▶ **Data lines**
——
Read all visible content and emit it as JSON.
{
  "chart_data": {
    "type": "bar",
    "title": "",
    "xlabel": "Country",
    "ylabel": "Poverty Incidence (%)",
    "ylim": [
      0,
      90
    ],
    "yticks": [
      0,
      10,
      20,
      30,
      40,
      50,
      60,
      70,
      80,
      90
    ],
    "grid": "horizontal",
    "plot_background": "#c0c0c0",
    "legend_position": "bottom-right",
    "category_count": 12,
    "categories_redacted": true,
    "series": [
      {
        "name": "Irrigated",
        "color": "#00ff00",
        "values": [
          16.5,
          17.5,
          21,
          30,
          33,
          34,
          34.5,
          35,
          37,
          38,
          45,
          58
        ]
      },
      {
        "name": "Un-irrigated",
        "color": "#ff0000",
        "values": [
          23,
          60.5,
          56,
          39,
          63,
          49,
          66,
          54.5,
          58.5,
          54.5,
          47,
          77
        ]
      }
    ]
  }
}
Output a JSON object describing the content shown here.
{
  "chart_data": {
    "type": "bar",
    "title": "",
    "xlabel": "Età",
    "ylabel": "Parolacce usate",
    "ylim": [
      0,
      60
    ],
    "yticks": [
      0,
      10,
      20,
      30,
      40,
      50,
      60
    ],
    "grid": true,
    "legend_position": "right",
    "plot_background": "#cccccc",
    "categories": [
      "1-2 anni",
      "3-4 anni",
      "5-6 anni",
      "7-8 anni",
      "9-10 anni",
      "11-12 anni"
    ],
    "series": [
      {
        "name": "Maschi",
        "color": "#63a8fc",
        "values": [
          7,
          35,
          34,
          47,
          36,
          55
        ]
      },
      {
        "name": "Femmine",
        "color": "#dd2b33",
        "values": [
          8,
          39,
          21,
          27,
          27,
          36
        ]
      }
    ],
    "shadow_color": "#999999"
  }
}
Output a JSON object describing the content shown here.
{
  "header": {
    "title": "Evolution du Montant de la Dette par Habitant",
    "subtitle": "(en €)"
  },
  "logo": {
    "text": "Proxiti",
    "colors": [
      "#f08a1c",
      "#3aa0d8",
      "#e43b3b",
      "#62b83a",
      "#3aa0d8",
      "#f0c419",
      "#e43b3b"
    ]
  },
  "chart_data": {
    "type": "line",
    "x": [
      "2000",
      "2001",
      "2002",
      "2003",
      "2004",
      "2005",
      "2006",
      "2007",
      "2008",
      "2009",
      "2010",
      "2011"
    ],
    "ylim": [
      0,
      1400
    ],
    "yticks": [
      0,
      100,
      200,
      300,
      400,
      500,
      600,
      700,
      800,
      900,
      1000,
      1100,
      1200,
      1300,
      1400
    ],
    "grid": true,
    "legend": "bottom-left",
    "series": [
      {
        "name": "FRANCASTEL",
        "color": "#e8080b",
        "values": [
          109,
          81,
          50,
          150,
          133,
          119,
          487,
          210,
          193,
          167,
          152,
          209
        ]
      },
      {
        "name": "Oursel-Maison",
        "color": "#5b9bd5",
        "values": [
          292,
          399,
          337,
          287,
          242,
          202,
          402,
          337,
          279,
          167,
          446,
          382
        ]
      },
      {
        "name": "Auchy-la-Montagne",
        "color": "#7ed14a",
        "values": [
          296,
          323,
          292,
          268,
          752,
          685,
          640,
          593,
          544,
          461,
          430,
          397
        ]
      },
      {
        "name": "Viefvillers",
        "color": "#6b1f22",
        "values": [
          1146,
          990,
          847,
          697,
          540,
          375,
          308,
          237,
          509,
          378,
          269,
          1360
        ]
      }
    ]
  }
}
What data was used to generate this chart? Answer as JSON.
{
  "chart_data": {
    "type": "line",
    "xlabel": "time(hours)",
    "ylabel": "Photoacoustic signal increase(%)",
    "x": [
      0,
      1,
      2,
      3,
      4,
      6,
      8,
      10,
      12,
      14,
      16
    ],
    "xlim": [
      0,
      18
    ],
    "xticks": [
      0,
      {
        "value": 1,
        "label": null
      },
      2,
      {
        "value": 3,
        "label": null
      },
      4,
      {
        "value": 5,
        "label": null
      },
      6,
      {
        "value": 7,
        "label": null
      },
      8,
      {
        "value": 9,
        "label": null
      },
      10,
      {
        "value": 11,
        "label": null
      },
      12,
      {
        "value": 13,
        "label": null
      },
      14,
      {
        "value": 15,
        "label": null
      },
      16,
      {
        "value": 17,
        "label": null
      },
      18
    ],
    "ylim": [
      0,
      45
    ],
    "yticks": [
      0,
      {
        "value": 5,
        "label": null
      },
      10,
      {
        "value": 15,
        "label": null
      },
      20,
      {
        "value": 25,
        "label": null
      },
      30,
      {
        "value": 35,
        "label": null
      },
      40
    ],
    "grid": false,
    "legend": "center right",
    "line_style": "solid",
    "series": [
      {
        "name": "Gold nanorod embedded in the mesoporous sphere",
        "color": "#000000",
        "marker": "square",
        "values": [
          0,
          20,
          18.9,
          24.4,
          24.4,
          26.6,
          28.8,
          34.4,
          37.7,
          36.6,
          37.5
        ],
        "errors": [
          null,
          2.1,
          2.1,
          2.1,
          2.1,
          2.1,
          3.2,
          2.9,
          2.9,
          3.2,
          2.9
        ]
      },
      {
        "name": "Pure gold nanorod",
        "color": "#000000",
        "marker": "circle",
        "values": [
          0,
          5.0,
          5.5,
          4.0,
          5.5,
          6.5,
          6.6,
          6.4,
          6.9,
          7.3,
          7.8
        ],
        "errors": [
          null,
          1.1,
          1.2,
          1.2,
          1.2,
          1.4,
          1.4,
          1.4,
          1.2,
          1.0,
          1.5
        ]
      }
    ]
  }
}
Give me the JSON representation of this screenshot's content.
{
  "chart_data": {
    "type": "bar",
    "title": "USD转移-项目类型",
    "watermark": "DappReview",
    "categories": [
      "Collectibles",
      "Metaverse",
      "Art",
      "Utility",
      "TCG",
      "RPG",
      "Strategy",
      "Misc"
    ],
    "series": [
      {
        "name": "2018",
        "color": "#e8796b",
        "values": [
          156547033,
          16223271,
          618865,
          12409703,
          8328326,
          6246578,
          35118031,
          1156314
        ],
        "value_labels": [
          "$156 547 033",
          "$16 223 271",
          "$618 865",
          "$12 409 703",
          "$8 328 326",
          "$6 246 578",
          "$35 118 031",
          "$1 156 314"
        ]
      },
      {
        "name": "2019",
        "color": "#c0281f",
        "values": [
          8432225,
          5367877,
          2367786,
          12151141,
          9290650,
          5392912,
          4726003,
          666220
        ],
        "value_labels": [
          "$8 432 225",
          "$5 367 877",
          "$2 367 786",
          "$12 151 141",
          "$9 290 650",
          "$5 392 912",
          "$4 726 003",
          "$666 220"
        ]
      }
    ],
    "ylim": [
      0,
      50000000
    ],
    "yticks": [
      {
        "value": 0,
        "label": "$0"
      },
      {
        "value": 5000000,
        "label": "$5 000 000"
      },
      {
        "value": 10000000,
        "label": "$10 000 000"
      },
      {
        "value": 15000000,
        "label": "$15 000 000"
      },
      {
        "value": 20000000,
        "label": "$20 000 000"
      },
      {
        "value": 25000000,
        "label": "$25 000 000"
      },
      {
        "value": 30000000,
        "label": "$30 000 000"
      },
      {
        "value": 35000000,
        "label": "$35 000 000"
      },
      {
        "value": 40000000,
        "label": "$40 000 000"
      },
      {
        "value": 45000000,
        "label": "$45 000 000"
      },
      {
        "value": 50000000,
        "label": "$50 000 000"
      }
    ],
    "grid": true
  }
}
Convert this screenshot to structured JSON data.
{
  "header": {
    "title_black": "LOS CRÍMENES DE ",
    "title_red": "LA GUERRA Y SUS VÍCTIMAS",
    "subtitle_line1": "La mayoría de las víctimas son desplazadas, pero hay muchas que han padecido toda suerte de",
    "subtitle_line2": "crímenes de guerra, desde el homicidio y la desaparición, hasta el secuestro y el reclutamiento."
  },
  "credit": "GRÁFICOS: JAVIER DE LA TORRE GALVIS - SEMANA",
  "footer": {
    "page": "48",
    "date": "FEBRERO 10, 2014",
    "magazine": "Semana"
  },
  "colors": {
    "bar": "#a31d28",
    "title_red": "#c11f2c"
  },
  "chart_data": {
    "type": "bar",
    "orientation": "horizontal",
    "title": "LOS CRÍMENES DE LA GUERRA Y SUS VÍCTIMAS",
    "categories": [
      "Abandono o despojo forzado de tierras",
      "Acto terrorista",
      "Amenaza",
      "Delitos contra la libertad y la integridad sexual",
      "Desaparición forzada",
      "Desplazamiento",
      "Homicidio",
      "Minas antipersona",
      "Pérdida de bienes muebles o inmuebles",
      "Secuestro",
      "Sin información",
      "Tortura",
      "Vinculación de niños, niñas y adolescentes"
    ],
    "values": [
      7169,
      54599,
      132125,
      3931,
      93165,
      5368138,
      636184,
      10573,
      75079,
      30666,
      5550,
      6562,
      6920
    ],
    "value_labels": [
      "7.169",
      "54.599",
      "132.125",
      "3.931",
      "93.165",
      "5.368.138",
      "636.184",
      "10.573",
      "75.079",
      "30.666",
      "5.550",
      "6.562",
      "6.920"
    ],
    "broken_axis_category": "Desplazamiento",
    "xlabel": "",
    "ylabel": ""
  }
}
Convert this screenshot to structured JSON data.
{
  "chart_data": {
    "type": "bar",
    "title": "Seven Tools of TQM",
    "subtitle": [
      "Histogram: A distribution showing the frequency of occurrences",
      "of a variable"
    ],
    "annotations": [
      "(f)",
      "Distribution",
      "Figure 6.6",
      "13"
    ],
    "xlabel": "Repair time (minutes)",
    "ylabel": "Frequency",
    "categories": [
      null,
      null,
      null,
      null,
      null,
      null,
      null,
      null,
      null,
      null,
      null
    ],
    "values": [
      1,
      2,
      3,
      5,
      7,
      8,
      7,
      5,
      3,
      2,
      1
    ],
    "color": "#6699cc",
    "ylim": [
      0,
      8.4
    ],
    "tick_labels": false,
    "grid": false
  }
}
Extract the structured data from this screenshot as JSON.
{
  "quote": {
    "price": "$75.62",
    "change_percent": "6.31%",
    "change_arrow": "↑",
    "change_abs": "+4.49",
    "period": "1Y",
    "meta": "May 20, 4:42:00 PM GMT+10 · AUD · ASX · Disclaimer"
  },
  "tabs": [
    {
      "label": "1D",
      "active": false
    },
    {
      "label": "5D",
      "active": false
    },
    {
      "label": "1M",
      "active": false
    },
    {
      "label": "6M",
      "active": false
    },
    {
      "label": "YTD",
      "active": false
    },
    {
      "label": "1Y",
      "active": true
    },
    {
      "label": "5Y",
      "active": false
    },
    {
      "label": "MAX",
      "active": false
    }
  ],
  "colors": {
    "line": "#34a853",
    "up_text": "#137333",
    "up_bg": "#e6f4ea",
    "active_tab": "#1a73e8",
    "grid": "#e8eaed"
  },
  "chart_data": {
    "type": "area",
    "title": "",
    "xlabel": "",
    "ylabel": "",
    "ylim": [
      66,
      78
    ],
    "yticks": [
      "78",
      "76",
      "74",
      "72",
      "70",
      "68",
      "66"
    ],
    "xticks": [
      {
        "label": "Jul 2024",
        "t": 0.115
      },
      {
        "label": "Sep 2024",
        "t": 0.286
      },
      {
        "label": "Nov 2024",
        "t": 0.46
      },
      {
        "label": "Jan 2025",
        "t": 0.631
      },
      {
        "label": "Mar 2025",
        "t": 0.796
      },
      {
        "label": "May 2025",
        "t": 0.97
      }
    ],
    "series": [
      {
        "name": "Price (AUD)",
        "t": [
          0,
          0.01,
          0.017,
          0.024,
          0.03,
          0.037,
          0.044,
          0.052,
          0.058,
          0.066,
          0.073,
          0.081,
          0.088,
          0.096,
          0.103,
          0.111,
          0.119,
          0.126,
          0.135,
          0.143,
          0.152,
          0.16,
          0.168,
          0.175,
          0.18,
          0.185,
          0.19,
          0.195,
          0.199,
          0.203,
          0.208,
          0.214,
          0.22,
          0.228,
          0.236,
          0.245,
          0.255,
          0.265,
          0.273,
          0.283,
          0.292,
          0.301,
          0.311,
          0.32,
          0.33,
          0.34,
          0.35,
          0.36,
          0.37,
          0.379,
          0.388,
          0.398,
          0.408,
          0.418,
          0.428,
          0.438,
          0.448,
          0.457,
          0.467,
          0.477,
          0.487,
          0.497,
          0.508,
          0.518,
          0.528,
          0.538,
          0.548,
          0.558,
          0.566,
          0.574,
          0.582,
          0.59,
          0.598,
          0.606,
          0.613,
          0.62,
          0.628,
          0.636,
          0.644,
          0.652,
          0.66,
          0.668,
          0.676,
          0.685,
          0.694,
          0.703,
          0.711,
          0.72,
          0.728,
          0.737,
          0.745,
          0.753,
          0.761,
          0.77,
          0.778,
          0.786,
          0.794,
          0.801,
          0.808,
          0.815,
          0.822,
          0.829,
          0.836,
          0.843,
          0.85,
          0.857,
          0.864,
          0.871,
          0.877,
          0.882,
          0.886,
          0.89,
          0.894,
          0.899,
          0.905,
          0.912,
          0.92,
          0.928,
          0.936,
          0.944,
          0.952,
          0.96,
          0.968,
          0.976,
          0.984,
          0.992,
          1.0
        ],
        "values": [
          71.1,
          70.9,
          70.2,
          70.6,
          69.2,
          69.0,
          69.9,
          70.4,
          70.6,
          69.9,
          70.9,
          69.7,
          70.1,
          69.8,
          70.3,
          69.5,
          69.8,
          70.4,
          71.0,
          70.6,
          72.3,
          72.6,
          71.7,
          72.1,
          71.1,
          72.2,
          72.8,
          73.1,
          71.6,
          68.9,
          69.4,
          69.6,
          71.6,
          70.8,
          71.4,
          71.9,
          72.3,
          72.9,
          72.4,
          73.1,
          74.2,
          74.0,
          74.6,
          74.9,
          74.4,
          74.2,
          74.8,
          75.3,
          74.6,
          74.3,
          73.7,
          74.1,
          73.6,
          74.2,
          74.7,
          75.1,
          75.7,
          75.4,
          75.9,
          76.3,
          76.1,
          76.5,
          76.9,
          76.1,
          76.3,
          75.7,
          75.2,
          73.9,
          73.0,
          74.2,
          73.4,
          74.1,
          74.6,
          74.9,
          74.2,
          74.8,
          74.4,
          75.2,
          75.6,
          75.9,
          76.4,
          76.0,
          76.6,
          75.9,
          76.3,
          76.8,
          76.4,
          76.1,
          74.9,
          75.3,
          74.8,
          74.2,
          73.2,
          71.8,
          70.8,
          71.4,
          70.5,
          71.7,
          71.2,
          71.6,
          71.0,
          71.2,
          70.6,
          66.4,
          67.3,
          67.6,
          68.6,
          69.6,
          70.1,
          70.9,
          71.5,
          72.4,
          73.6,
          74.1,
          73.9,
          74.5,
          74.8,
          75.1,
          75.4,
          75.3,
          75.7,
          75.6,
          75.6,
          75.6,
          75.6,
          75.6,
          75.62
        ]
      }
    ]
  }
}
——
▶ **Short task**
Collect from the data above every line that includes "Desplazamiento".

▶ **Task answer**
      "Desplazamiento",
    "broken_axis_category": "Desplazamiento",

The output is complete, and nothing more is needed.